WHAT YOU NEED TO DO:
Please pull out every line that includes the string "следующей".

Dataset entries:
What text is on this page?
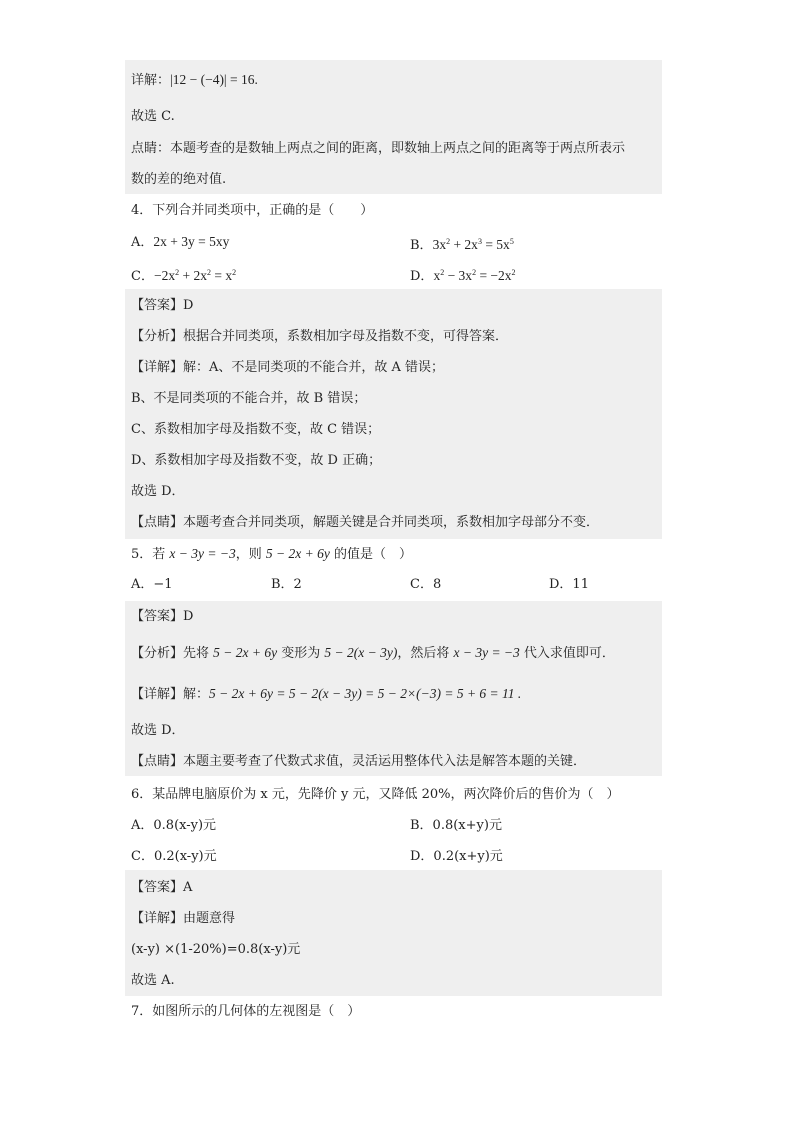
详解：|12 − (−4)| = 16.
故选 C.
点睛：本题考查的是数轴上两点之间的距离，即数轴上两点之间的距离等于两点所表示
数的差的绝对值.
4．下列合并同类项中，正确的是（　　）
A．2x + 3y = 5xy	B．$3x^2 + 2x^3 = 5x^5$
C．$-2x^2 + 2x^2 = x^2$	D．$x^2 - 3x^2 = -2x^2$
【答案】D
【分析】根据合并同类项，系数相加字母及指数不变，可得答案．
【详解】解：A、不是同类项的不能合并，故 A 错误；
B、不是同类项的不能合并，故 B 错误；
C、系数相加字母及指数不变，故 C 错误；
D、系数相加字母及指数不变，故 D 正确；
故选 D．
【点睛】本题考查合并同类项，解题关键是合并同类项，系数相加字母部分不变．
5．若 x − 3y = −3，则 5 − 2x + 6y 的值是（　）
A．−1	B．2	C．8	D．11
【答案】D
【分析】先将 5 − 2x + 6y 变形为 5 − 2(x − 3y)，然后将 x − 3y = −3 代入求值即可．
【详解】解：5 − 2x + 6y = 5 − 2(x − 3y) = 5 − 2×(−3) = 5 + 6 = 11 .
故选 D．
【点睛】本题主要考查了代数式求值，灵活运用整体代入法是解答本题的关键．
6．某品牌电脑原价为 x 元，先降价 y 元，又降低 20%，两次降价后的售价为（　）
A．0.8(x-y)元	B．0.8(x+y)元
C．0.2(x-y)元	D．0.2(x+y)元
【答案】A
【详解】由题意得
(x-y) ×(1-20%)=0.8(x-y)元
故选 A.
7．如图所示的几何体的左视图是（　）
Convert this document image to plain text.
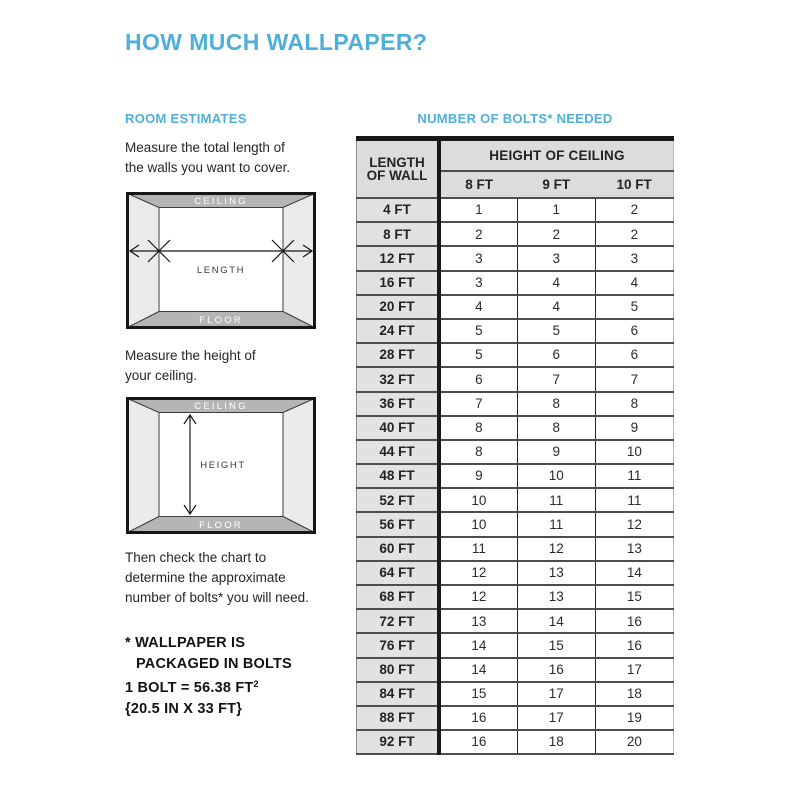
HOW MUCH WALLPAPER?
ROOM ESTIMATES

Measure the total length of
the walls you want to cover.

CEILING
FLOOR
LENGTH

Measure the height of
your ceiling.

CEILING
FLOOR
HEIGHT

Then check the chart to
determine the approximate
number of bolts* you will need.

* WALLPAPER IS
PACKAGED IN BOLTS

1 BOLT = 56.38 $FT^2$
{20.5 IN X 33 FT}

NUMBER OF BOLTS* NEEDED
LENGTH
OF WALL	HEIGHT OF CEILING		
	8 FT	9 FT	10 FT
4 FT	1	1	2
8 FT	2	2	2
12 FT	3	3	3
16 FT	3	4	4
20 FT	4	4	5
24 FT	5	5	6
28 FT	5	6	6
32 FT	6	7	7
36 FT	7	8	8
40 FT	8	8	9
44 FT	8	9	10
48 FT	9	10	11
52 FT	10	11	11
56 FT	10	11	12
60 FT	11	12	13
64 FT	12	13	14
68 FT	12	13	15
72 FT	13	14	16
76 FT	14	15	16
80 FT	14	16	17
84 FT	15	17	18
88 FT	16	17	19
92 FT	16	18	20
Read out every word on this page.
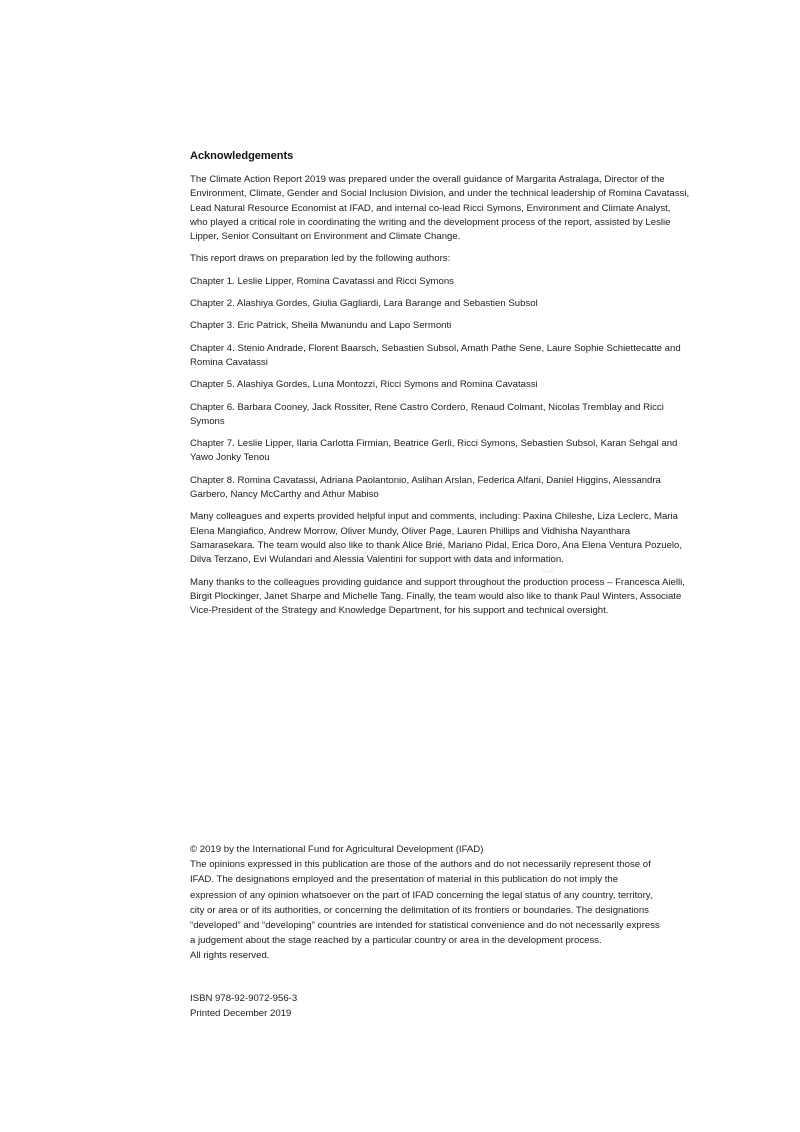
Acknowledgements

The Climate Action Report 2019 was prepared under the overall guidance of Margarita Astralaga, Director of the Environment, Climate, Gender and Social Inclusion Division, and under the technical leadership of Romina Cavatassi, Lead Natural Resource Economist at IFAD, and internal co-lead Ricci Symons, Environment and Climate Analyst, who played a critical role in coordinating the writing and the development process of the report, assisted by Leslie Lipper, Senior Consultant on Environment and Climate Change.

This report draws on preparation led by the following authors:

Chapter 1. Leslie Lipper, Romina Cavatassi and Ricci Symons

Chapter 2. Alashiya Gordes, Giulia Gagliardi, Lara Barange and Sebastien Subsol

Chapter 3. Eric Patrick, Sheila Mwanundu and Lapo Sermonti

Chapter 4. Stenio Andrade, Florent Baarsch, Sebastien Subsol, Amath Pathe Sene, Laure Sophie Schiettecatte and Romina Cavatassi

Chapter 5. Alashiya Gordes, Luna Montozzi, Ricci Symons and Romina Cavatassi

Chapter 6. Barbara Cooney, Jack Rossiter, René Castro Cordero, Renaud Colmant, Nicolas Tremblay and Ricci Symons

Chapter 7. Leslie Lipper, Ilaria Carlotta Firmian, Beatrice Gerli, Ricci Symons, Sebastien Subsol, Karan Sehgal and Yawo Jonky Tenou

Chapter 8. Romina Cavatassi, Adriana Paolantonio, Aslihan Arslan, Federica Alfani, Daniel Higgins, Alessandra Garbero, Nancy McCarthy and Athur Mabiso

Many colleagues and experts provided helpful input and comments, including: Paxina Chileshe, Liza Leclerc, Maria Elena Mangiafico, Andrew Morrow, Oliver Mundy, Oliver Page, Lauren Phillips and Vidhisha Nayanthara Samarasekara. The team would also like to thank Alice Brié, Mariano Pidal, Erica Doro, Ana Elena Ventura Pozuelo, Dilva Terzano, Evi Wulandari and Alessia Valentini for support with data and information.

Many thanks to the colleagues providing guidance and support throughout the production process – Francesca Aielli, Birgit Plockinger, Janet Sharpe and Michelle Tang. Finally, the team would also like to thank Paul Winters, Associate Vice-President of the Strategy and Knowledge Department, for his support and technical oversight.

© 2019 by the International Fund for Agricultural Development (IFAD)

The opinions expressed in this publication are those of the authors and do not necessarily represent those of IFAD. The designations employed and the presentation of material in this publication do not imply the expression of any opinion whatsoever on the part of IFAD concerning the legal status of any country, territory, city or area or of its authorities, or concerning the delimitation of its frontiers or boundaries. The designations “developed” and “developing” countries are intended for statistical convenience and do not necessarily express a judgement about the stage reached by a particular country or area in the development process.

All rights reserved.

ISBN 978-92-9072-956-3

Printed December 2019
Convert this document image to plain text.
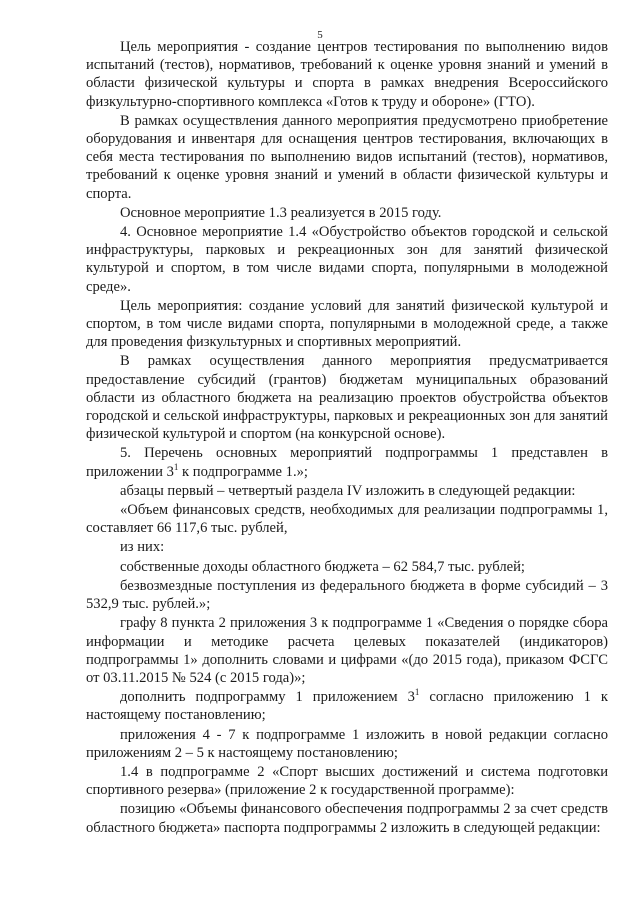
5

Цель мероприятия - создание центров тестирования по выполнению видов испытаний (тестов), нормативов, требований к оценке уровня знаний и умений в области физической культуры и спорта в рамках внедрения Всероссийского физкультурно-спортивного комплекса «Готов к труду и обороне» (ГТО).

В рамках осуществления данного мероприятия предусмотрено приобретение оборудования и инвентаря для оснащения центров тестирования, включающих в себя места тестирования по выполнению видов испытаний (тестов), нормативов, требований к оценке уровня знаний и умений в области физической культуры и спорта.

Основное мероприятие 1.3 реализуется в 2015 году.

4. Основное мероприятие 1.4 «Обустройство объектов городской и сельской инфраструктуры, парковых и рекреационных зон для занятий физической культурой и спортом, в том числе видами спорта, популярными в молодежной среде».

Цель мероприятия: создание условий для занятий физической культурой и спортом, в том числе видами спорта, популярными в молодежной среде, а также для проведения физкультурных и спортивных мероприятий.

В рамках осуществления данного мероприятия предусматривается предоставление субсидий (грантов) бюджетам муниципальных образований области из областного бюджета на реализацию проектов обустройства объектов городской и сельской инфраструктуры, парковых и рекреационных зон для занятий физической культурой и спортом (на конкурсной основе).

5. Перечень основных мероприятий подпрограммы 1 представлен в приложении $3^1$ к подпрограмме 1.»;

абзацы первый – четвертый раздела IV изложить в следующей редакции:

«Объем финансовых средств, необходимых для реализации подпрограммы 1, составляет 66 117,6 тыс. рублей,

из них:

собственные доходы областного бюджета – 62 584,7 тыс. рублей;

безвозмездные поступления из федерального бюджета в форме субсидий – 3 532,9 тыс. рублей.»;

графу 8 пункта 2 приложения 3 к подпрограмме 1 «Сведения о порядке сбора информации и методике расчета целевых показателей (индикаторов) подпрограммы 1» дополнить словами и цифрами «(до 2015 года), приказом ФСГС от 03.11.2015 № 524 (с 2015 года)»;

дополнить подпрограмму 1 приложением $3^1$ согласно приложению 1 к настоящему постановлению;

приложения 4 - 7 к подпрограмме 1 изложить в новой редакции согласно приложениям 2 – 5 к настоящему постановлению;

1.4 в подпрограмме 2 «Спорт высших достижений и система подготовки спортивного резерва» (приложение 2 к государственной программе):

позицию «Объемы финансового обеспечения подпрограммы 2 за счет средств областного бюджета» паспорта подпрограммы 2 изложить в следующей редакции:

SOLUTION TO THE EXERCISE:
абзацы первый – четвертый раздела IV изложить в следующей редакции:
позицию «Объемы финансового обеспечения подпрограммы 2 за счет средств областного бюджета» паспорта подпрограммы 2 изложить в следующей редакции:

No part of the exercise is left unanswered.